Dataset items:
==============================
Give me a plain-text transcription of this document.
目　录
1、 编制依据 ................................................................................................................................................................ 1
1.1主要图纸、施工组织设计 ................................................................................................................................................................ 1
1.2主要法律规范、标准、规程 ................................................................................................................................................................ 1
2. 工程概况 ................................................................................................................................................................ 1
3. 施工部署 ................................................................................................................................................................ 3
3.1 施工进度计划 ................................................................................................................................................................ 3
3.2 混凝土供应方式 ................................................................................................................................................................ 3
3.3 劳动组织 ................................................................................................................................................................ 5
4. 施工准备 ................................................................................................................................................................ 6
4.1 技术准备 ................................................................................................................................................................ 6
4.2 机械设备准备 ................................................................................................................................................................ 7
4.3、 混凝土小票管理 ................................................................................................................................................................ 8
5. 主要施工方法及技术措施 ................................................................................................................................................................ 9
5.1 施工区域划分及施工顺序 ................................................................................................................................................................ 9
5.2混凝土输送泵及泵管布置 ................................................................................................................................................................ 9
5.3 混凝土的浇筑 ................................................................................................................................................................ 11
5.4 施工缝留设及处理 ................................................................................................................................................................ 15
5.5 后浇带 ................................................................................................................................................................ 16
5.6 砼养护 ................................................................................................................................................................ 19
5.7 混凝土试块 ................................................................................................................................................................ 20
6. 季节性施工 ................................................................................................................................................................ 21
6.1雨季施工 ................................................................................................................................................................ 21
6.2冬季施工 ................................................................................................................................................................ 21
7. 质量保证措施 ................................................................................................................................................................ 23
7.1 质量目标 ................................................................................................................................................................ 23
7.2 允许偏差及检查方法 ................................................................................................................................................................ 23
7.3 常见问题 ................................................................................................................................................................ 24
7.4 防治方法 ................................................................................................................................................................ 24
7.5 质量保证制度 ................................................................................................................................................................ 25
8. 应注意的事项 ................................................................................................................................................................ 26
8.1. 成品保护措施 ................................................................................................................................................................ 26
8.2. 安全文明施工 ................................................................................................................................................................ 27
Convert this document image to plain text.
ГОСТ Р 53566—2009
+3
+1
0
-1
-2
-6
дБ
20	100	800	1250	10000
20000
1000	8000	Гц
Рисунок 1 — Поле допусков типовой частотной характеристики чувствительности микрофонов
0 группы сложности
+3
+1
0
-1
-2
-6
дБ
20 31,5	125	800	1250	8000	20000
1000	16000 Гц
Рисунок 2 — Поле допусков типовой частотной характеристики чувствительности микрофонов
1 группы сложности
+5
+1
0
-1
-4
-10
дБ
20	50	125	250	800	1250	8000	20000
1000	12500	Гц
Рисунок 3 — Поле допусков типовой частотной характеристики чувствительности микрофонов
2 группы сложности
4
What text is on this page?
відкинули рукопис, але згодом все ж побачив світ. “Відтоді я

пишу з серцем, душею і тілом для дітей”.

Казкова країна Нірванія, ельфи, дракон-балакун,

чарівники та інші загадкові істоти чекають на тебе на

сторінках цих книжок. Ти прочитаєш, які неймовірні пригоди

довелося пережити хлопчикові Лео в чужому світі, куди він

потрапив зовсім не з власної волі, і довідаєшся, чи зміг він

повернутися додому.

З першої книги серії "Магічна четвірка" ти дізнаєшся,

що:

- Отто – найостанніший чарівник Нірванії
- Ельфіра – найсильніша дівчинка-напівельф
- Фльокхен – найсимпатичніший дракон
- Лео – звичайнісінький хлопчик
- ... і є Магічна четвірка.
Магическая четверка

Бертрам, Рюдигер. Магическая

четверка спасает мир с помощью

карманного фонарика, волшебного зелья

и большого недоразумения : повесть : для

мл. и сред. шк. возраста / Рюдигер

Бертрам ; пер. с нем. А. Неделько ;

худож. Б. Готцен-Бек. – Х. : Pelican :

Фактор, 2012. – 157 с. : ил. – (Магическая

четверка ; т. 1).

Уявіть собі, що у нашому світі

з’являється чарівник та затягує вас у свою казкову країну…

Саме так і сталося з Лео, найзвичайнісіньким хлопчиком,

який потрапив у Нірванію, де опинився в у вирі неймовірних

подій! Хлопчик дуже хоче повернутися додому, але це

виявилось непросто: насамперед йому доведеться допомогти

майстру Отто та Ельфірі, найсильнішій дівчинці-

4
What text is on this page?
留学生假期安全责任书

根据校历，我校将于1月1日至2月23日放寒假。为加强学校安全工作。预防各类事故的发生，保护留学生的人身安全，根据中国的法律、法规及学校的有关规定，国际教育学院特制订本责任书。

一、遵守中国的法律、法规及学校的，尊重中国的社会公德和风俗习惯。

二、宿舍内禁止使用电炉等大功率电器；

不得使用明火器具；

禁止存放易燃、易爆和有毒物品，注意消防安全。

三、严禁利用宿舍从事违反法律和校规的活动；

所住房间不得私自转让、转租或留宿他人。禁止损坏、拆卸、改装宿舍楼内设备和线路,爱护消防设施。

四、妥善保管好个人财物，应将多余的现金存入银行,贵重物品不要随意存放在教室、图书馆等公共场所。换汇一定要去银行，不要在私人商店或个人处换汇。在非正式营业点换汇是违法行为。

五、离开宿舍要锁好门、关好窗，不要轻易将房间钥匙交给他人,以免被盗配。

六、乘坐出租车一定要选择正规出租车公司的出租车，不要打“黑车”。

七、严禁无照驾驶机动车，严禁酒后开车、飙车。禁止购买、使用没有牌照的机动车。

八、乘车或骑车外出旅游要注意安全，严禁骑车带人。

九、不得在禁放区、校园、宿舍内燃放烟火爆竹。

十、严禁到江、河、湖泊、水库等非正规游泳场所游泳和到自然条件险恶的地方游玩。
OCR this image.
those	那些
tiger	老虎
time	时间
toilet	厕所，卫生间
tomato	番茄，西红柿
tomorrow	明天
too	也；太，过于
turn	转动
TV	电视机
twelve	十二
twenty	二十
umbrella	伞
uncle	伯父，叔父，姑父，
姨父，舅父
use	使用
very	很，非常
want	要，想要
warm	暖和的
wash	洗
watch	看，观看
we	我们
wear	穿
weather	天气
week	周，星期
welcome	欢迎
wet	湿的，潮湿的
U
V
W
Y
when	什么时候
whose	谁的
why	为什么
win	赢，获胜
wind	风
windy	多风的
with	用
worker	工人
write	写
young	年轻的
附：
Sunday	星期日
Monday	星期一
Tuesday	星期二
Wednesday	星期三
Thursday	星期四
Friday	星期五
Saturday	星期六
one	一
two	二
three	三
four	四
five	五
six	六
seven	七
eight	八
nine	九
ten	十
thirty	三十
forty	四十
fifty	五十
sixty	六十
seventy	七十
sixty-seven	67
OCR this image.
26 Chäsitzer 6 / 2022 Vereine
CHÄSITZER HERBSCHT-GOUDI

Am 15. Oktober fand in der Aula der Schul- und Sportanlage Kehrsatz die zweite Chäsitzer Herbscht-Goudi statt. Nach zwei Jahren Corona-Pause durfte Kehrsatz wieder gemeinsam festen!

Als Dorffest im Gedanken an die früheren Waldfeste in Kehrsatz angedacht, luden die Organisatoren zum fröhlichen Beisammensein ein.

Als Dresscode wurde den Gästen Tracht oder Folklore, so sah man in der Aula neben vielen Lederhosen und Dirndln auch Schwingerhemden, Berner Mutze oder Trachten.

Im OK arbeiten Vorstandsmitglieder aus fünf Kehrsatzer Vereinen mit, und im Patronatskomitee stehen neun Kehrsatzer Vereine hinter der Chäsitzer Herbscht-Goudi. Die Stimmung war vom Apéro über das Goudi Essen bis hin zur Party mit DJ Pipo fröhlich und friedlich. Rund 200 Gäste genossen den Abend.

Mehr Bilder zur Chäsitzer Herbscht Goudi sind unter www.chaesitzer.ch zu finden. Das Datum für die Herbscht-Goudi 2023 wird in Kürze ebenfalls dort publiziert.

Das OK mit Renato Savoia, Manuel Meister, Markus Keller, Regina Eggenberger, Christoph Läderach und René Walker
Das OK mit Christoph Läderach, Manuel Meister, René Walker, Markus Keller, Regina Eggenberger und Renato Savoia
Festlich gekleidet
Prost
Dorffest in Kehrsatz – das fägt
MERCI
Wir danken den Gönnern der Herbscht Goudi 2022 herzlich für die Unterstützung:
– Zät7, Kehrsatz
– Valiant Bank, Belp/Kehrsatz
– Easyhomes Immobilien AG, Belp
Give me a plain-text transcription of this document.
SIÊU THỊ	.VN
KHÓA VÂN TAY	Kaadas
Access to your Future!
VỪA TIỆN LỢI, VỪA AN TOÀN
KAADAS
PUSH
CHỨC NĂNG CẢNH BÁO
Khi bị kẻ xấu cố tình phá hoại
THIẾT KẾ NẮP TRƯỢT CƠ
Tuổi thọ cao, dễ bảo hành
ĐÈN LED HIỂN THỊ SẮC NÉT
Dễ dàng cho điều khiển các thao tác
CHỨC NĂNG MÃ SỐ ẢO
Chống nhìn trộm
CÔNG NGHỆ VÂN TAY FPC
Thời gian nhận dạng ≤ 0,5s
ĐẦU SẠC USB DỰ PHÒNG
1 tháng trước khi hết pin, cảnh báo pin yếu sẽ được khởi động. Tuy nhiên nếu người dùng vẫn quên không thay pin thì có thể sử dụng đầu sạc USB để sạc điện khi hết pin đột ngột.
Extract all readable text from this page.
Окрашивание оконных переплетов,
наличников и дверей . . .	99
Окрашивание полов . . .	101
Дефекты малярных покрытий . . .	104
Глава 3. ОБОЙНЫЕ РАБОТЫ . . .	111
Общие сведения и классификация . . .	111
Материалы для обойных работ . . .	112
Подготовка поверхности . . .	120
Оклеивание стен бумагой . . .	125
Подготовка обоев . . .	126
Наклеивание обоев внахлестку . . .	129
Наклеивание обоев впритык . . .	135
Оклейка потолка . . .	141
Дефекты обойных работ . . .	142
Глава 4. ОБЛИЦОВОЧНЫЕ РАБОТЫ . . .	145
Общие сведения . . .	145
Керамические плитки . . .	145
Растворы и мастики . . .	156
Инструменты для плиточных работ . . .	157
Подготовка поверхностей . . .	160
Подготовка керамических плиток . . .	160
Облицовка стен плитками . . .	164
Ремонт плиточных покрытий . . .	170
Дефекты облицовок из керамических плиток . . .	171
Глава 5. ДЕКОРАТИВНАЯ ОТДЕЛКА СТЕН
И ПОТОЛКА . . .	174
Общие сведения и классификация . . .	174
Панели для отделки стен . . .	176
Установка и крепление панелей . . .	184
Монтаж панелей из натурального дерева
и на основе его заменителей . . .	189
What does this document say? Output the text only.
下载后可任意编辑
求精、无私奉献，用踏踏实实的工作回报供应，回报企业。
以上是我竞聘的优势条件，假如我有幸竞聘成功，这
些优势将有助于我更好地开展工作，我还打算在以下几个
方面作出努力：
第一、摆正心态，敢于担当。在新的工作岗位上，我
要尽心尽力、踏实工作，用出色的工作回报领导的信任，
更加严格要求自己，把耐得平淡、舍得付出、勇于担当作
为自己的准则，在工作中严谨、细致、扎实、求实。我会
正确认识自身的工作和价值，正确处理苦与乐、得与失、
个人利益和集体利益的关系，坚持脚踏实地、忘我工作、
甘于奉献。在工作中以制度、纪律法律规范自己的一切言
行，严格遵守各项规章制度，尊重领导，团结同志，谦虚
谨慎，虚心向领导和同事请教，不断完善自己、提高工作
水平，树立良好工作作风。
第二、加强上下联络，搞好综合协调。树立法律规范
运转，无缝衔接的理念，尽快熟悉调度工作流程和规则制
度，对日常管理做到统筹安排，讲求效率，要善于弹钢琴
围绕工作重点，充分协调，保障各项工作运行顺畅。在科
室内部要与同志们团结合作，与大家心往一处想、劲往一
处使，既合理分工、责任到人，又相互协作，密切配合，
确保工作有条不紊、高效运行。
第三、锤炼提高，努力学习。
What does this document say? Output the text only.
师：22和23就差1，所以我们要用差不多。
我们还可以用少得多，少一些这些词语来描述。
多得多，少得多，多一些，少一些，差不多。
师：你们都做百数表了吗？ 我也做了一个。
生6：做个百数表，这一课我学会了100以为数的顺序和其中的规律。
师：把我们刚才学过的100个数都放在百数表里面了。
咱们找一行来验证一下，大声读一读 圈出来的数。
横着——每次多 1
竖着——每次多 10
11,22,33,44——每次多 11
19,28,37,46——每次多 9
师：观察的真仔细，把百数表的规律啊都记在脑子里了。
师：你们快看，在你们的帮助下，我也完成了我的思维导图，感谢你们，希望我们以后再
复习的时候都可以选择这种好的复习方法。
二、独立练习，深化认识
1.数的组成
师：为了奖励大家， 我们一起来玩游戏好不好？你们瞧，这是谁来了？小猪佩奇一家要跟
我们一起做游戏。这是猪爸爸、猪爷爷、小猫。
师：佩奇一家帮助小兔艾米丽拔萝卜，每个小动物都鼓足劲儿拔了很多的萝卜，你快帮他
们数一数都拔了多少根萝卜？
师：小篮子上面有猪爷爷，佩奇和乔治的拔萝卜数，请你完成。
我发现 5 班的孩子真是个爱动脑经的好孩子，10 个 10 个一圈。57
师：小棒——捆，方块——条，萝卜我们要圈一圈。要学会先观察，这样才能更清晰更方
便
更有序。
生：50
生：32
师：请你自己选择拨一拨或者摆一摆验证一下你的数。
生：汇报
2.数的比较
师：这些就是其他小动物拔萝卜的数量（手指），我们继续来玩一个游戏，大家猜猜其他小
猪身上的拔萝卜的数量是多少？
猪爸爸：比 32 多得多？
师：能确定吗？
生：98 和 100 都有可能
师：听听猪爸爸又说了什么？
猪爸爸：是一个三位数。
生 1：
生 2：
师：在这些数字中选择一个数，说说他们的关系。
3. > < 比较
==============================
GOAL.
Copy each line of the listing in which the word "Бертрам" can be found.

EXERCISE ANSWER.
Бертрам, Рюдигер. Магическая
Бертрам ; пер. с нем. А. Неделько ;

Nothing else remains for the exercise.